Exercise goal: Write out the listing word for word, from its first line up to and including the line containing "value-label-nathalie-arthaud: 0,55 <box>107".

Records for this task:
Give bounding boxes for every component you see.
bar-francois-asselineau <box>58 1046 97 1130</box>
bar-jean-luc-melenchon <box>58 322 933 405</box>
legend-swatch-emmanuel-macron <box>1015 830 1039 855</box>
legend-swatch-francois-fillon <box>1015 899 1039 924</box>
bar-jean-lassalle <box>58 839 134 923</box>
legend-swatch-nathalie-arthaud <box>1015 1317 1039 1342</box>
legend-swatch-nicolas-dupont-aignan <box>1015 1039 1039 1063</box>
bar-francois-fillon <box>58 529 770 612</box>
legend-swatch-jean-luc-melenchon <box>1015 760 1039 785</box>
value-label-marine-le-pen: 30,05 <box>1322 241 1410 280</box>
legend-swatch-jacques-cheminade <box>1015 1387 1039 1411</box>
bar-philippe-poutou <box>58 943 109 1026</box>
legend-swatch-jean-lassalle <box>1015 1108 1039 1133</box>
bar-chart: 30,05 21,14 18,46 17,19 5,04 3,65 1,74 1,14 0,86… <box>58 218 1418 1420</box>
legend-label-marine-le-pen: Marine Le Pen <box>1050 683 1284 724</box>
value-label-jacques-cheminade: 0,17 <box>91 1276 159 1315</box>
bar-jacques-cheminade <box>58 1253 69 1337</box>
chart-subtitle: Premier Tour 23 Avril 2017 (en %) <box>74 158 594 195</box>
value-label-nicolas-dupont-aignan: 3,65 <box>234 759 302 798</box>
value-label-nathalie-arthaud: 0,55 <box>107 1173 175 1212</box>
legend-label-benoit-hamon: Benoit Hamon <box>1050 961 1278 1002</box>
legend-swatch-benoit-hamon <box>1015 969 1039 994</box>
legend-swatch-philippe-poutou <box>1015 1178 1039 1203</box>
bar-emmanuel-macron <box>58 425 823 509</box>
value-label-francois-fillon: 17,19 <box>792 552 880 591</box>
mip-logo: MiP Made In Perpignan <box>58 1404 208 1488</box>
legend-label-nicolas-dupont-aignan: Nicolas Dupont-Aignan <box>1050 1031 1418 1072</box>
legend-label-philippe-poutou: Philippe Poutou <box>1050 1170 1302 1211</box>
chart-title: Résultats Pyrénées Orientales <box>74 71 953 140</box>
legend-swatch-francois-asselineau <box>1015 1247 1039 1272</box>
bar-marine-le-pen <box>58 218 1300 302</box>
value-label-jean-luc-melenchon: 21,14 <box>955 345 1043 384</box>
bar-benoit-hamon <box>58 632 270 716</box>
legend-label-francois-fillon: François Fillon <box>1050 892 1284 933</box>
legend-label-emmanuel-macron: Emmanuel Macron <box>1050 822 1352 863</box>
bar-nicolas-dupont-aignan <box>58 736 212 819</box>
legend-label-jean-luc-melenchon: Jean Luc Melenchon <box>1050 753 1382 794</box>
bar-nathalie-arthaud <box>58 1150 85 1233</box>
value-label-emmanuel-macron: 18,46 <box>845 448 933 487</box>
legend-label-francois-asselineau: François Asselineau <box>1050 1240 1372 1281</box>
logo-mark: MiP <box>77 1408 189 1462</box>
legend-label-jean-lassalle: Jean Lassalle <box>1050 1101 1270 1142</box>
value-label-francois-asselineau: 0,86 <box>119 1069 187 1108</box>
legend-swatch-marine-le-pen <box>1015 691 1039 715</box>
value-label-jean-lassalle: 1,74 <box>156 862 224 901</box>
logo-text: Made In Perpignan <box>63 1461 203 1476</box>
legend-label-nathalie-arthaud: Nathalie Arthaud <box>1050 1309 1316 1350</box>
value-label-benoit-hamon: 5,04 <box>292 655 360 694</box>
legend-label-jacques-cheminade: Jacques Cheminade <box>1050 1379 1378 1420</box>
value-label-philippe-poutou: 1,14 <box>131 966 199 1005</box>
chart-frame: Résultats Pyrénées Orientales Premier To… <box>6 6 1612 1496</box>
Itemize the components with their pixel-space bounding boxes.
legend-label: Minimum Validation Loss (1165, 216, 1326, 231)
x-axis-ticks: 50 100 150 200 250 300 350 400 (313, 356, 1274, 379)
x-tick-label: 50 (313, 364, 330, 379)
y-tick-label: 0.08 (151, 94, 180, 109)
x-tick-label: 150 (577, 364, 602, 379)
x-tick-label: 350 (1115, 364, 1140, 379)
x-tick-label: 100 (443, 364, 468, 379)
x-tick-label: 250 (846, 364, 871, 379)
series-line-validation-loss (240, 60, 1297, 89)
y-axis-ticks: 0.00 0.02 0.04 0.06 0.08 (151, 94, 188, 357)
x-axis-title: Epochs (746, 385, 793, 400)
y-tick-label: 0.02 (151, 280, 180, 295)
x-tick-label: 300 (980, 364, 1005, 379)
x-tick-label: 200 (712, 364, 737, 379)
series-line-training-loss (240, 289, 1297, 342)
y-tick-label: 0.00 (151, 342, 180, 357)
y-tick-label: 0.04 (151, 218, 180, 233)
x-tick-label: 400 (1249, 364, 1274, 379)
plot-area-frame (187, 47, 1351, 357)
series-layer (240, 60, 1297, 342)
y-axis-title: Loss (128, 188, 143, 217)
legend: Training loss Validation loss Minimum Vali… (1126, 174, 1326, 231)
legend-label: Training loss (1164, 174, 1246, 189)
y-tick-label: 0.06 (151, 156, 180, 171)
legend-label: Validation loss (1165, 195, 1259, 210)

Output for this task:
Give bounding boxes for every component you see.
bar-francois-asselineau <box>58 1046 97 1130</box>
bar-jean-luc-melenchon <box>58 322 933 405</box>
legend-swatch-emmanuel-macron <box>1015 830 1039 855</box>
legend-swatch-francois-fillon <box>1015 899 1039 924</box>
bar-jean-lassalle <box>58 839 134 923</box>
legend-swatch-nathalie-arthaud <box>1015 1317 1039 1342</box>
legend-swatch-nicolas-dupont-aignan <box>1015 1039 1039 1063</box>
bar-francois-fillon <box>58 529 770 612</box>
legend-swatch-jean-luc-melenchon <box>1015 760 1039 785</box>
value-label-marine-le-pen: 30,05 <box>1322 241 1410 280</box>
legend-swatch-jacques-cheminade <box>1015 1387 1039 1411</box>
bar-philippe-poutou <box>58 943 109 1026</box>
legend-swatch-jean-lassalle <box>1015 1108 1039 1133</box>
bar-chart: 30,05 21,14 18,46 17,19 5,04 3,65 1,74 1,14 0,86… <box>58 218 1418 1420</box>
legend-label-marine-le-pen: Marine Le Pen <box>1050 683 1284 724</box>
value-label-jacques-cheminade: 0,17 <box>91 1276 159 1315</box>
bar-jacques-cheminade <box>58 1253 69 1337</box>
chart-subtitle: Premier Tour 23 Avril 2017 (en %) <box>74 158 594 195</box>
value-label-nicolas-dupont-aignan: 3,65 <box>234 759 302 798</box>
value-label-nathalie-arthaud: 0,55 <box>107 1173 175 1212</box>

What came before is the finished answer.